GOAL OF THE EXERCISE: Repeat every record exactly, omitting the pictures.

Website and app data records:
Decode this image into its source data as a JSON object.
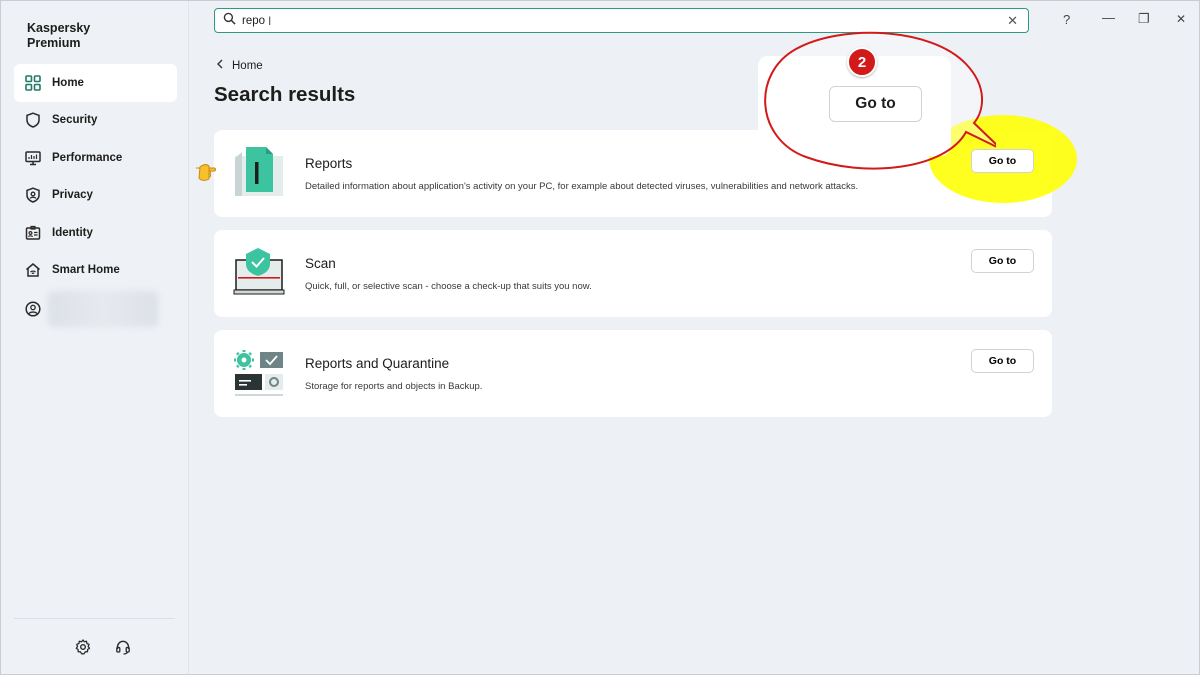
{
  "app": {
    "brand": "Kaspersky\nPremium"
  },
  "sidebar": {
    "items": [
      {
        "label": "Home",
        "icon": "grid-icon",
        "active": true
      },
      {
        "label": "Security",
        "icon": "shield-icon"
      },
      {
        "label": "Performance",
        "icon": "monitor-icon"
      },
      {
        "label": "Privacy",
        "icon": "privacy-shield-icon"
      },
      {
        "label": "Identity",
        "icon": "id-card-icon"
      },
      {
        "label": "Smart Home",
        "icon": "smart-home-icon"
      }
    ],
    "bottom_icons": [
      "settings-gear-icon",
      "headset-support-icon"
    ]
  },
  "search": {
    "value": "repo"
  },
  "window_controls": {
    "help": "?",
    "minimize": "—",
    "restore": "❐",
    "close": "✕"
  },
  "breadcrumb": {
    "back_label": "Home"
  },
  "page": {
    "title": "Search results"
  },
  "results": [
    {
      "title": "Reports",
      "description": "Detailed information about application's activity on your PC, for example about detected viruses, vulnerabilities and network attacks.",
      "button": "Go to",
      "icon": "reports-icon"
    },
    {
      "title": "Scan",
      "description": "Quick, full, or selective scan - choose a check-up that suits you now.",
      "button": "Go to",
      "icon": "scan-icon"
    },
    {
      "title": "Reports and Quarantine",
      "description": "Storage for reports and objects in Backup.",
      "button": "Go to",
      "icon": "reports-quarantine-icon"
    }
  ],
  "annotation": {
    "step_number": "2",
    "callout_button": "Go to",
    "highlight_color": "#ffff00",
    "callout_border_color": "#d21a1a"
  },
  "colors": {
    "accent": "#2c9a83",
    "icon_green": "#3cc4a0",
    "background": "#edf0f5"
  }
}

RESPONSE BELOW:
Decode this image into its source data as a JSON object.
{
  "app": {
    "brand": "Kaspersky\nPremium"
  },
  "sidebar": {
    "items": [
      {
        "label": "Home",
        "icon": "grid-icon",
        "active": true
      },
      {
        "label": "Security",
        "icon": "shield-icon"
      },
      {
        "label": "Performance",
        "icon": "monitor-icon"
      },
      {
        "label": "Privacy",
        "icon": "privacy-shield-icon"
      },
      {
        "label": "Identity",
        "icon": "id-card-icon"
      },
      {
        "label": "Smart Home",
        "icon": "smart-home-icon"
      }
    ],
    "bottom_icons": [
      "settings-gear-icon",
      "headset-support-icon"
    ]
  },
  "search": {
    "value": "repo"
  },
  "window_controls": {
    "help": "?",
    "minimize": "—",
    "restore": "❐",
    "close": "✕"
  },
  "breadcrumb": {
    "back_label": "Home"
  },
  "page": {
    "title": "Search results"
  },
  "results": [
    {
      "title": "Reports",
      "description": "Detailed information about application's activity on your PC, for example about detected viruses, vulnerabilities and network attacks.",
      "button": "Go to",
      "icon": "reports-icon"
    },
    {
      "title": "Scan",
      "description": "Quick, full, or selective scan - choose a check-up that suits you now.",
      "button": "Go to",
      "icon": "scan-icon"
    },
    {
      "title": "Reports and Quarantine",
      "description": "Storage for reports and objects in Backup.",
      "button": "Go to",
      "icon": "reports-quarantine-icon"
    }
  ],
  "annotation": {
    "step_number": "2",
    "callout_button": "Go to",
    "highlight_color": "#ffff00",
    "callout_border_color": "#d21a1a"
  },
  "colors": {
    "accent": "#2c9a83",
    "icon_green": "#3cc4a0",
    "background": "#edf0f5"
  }
}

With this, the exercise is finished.